SHORT PROBLEM 1 -
Reproduce the biography of Timothy C. Collins below word for word, in full.

--- ARTICLE ---

Timothy C. Collins, born 1956, is the founder, senior managing director, and chief executive officer of Ripplewood Holdings LLC. He is also a member of the board of directors of Citigroup. Collins is a director of several public companies as well as some of Ripplewood's private portfolio companies.

History and education
Collins was born in Frankfort, Kentucky. He has a B.A. degree in philosophy from DePauw University (1978), and an MBA from Yale School of Management.

He began his career in finance, marketing, and manufacturing at Cummins Engine Company. From 1981 to 1984, he worked with the management consulting firm of Booz & Company, specializing in strategic and operational assignments with major industrial and financial firms. He became a vice president at Lazard Frères in New York, then managed Onex Corporation’s New York office. He also served on in many of company boards including Asbury Automotive, Shinsei Bank, Advanced Auto, Rental Services Corp.

--- INFORMATION GIVEN ---

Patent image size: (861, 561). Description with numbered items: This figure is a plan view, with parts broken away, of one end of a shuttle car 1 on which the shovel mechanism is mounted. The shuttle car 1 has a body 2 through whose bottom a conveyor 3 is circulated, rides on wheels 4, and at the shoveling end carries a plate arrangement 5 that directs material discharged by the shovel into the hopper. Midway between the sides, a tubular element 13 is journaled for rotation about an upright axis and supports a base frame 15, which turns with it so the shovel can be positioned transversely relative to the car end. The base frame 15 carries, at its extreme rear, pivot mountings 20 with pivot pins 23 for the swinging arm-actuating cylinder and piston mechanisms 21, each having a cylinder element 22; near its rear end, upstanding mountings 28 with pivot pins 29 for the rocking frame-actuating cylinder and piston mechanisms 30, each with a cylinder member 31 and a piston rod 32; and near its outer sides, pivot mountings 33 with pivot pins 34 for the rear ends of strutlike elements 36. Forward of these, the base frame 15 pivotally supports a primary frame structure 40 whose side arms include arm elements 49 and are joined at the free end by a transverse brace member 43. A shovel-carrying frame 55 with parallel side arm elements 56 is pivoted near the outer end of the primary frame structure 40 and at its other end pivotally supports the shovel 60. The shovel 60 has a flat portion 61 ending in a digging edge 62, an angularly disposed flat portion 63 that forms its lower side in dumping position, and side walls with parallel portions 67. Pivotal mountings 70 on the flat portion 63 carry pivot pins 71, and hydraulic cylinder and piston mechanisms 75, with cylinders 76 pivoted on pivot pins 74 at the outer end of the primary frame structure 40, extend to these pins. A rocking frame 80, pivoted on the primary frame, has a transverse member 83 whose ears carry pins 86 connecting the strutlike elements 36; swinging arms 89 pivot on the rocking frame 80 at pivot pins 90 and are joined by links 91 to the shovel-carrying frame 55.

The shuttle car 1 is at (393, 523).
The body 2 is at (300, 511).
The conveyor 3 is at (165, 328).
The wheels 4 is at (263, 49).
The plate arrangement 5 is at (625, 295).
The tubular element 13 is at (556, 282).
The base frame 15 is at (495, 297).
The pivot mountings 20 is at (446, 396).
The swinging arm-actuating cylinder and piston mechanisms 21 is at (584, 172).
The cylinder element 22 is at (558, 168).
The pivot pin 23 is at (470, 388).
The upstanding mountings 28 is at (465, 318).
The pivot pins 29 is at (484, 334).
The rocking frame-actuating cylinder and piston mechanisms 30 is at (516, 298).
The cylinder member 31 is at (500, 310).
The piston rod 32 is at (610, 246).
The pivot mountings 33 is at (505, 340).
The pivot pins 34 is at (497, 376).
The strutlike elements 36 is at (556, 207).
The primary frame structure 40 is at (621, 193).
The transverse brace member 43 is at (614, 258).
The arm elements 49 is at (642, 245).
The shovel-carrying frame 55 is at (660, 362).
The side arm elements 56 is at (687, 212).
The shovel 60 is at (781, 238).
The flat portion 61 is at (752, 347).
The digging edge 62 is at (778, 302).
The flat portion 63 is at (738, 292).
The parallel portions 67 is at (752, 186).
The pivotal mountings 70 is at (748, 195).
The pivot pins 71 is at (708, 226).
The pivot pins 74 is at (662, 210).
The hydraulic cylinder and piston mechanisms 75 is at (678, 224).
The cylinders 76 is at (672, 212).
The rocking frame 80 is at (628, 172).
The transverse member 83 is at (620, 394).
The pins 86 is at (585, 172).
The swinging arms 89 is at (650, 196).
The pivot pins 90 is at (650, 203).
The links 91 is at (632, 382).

---

SHORT PROBLEM 2 -
Format the entries above, from the start of the entries up to and including the line that contains "The body 2 is at (300, 511).", as a two-column CSV with the headers input and output. Each row should hold one entry's text and its answer, with each value in a single quoted field and any line breaks replaced by spaces.

WORKED ANSWER 1 -
Timothy C. Collins, born 1956, is the founder, senior managing director, and chief executive officer of Ripplewood Holdings LLC. He is also a member of the board of directors of Citigroup. Collins is a director of several public companies as well as some of Ripplewood's private portfolio companies.

History and education
Collins was born in Frankfort, Kentucky. He has a B.A. degree in philosophy from DePauw University (1978), and an MBA from Yale School of Management.

He began his career in finance, marketing, and manufacturing at Cummins Engine Company. From 1981 to 1984, he worked with the management consulting firm of Booz & Company, specializing in strategic and operational assignments with major industrial and financial firms. He became a vice president at Lazard Frères in New York, then managed Onex Corporation’s New York office. He also served on in many of company boards including Asbury Automotive, Shinsei Bank, Advanced Auto, Rental Services Corp.

WORKED ANSWER 2 -
input,output
"Patent image size: (861, 561). Description with numbered items: This figure is a plan view, with parts broken away, of one end of a shuttle car 1 on which the shovel mechanism is mounted. The shuttle car 1 has a body 2 through whose bottom a conveyor 3 is circulated, rides on wheels 4, and at the shoveling end carries a plate arrangement 5 that directs material discharged by the shovel into the hopper. Midway between the sides, a tubular element 13 is journaled for rotation about an upright axis and supports a base frame 15, which turns with it so the shovel can be positioned transversely relative to the car end. The base frame 15 carries, at its extreme rear, pivot mountings 20 with pivot pins 23 for the swinging arm-actuating cylinder and piston mechanisms 21, each having a cylinder element 22; near its rear end, upstanding mountings 28 with pivot pins 29 for the rocking frame-actuating cylinder and piston mechanisms 30, each with a cylinder member 31 and a piston rod 32; and near its outer sides, pivot mountings 33 with pivot pins 34 for the rear ends of strutlike elements 36. Forward of these, the base frame 15 pivotally supports a primary frame structure 40 whose side arms include arm elements 49 and are joined at the free end by a transverse brace member 43. A shovel-carrying frame 55 with parallel side arm elements 56 is pivoted near the outer end of the primary frame structure 40 and at its other end pivotally supports the shovel 60. The shovel 60 has a flat portion 61 ending in a digging edge 62, an angularly disposed flat portion 63 that forms its lower side in dumping position, and side walls with parallel portions 67. Pivotal mountings 70 on the flat portion 63 carry pivot pins 71, and hydraulic cylinder and piston mechanisms 75, with cylinders 76 pivoted on pivot pins 74 at the outer end of the primary frame structure 40, extend to these pins. A rocking frame 80, pivoted on the primary frame, has a transverse member 83 whose ears carry pins 86 connecting the strutlike elements 36; swinging arms 89 pivot on the rocking frame 80 at pivot pins 90 and are joined by links 91 to the shovel-carrying frame 55.","The shuttle car 1 is at (393, 523). The body 2 is at (300, 511)."